** MATERIAL FOR THIS EXERCISE follows **

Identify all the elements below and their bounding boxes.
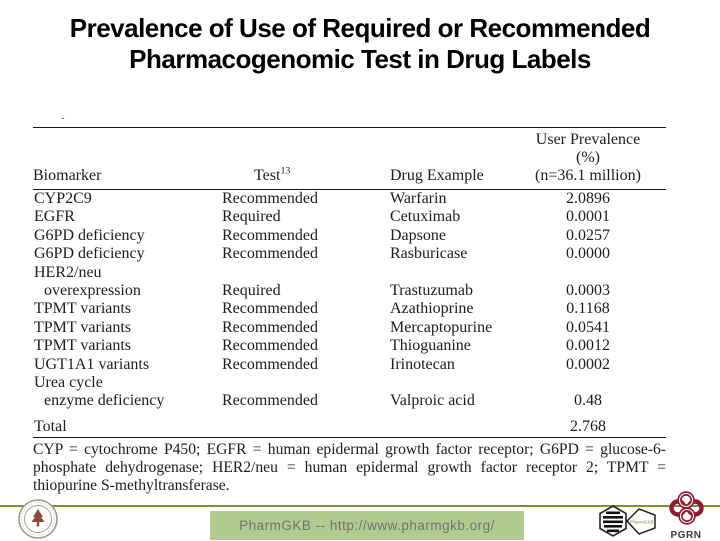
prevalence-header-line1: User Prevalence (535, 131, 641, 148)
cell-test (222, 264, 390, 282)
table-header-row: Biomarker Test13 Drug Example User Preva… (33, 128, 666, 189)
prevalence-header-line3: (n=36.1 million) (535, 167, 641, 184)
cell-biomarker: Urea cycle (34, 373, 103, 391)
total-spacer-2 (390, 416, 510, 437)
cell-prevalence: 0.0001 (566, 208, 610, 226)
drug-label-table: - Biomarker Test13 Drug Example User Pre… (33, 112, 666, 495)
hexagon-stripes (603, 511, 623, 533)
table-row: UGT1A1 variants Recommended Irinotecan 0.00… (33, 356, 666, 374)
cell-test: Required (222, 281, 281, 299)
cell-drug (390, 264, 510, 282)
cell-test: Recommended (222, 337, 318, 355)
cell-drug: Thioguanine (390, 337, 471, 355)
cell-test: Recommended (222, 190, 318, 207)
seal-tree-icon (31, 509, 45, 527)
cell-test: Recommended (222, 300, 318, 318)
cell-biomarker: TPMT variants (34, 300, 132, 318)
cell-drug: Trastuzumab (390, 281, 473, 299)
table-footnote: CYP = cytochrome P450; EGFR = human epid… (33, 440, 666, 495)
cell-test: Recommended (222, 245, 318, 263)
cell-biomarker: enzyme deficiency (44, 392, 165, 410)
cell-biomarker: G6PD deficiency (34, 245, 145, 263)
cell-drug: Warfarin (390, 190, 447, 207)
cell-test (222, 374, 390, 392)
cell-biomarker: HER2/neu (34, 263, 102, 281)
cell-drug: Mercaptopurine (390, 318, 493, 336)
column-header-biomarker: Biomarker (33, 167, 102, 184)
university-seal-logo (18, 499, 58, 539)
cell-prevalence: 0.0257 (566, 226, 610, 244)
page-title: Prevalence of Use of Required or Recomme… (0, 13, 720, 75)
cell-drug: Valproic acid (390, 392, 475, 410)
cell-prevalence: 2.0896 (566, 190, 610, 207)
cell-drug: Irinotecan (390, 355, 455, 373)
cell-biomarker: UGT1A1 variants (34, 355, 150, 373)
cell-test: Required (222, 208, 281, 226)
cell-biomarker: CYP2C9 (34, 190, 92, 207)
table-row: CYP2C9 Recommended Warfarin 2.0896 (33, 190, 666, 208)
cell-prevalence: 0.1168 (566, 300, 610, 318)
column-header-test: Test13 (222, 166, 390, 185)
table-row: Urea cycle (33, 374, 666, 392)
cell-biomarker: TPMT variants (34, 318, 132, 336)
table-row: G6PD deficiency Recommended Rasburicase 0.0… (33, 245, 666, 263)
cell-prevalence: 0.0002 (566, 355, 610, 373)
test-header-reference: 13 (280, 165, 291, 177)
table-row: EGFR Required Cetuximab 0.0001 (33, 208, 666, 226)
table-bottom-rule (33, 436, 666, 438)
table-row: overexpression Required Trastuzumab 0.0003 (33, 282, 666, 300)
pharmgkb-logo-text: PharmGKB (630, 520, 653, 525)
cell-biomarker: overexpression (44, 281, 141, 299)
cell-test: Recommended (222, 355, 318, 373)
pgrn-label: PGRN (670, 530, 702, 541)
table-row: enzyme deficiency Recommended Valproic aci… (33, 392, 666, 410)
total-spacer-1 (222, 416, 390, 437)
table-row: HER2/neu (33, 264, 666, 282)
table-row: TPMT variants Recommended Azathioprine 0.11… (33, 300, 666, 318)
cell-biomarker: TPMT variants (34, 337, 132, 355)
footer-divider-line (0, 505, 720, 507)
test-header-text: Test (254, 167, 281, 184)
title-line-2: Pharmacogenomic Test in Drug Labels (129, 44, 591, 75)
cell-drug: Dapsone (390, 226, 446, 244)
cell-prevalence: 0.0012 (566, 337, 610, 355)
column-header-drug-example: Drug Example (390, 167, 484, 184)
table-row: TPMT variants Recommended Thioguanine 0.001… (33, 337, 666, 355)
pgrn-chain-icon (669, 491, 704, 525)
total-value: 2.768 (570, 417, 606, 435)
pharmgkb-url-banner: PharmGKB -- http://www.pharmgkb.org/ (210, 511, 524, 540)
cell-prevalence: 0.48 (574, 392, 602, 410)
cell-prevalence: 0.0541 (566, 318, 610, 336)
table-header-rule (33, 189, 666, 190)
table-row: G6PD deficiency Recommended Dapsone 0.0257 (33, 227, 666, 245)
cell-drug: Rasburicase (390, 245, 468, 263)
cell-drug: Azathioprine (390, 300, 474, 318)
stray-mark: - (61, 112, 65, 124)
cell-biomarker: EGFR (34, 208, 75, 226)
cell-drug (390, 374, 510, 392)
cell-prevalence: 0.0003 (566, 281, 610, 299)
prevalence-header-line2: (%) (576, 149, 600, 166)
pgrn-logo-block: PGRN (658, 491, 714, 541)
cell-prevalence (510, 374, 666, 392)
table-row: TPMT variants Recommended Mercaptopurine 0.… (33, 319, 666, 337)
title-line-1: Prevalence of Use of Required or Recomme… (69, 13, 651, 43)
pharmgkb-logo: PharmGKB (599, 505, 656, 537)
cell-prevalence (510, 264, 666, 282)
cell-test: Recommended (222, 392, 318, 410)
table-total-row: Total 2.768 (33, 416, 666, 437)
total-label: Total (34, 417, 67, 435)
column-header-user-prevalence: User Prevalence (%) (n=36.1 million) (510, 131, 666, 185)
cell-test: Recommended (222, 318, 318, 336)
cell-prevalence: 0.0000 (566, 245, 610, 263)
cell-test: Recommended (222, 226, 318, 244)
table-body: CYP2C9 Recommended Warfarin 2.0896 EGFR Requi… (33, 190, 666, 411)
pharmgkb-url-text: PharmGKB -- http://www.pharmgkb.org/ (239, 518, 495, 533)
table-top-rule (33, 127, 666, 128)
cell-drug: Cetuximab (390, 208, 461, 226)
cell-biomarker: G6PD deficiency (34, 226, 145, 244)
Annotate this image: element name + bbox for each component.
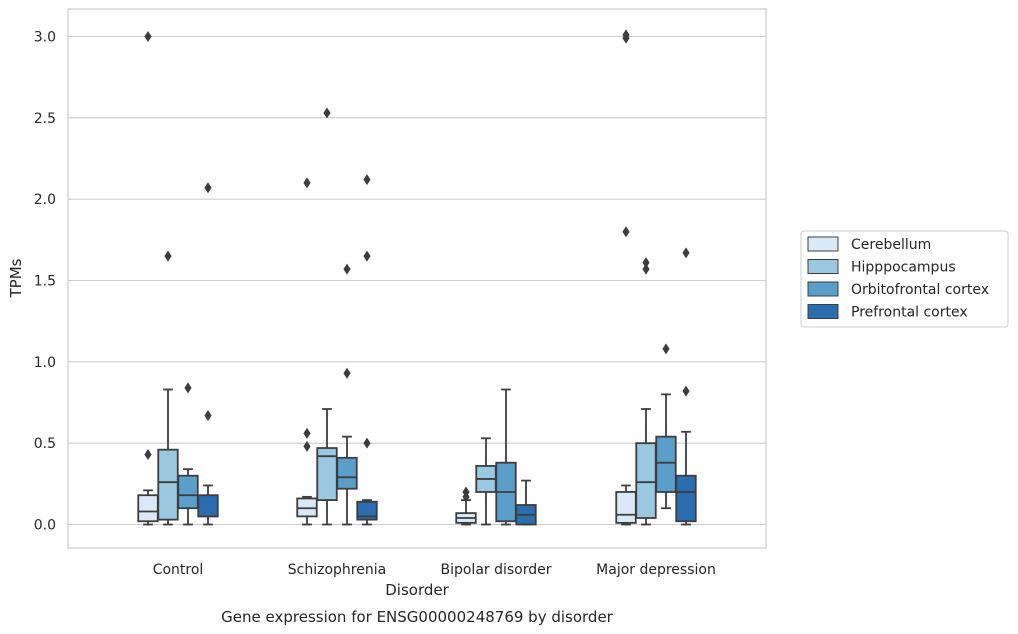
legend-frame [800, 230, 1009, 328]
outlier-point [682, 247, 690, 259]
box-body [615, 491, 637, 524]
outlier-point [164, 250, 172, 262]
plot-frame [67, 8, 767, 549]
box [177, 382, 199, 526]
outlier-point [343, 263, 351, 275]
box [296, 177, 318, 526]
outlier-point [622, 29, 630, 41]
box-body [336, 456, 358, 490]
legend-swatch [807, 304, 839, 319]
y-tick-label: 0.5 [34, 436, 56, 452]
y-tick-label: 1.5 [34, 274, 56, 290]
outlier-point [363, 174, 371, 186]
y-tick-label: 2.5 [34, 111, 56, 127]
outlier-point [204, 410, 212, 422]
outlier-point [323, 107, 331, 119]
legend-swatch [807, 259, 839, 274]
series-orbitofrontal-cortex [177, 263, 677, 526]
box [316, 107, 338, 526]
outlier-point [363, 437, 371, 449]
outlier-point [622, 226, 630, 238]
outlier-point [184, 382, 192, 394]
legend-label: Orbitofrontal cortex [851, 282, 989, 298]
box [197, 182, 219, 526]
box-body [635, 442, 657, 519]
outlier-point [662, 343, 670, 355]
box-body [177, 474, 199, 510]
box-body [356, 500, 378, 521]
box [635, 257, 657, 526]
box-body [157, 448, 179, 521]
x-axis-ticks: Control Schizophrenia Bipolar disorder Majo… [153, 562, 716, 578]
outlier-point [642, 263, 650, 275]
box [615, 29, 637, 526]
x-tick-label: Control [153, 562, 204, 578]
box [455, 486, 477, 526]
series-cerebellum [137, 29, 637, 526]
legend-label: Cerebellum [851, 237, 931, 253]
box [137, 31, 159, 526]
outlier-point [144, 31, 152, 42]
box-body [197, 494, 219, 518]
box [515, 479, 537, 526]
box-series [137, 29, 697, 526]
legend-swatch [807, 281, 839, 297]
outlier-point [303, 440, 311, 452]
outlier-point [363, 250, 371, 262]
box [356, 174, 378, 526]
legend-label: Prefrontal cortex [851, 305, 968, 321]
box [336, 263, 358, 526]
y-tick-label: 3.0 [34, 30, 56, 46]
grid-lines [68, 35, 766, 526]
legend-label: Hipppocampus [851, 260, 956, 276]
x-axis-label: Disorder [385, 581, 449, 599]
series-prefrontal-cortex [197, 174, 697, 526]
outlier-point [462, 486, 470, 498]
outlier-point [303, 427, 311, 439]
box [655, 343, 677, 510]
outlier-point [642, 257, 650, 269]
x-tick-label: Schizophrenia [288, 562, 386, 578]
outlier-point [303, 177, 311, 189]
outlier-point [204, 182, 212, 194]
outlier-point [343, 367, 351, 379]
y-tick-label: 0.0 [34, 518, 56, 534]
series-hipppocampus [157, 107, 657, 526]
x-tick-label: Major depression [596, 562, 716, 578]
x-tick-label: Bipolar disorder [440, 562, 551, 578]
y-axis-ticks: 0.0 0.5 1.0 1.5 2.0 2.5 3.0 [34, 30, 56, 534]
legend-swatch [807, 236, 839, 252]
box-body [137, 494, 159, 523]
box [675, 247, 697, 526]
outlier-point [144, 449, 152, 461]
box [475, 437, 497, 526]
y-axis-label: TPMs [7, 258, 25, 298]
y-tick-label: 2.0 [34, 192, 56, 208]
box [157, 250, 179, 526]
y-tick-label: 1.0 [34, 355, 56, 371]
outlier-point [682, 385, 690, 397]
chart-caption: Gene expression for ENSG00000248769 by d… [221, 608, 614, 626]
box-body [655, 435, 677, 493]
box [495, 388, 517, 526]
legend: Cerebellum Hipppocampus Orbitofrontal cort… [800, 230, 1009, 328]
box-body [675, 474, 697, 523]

** End of MATERIAL FOR THIS EXERCISE **

TASK STATEMENT: Every line above with the string "variants" in it should be copied into the answer.

EXERCISE RESPONSE:
table-row: UGT1A1 variants Recommended Irinotecan 0.00… (33, 356, 666, 374)
cell-biomarker: TPMT variants (34, 300, 132, 318)
cell-biomarker: UGT1A1 variants (34, 355, 150, 373)
cell-biomarker: TPMT variants (34, 318, 132, 336)
table-row: TPMT variants Recommended Azathioprine 0.11… (33, 300, 666, 318)
cell-biomarker: TPMT variants (34, 337, 132, 355)
table-row: TPMT variants Recommended Thioguanine 0.001… (33, 337, 666, 355)
table-row: TPMT variants Recommended Mercaptopurine 0.… (33, 319, 666, 337)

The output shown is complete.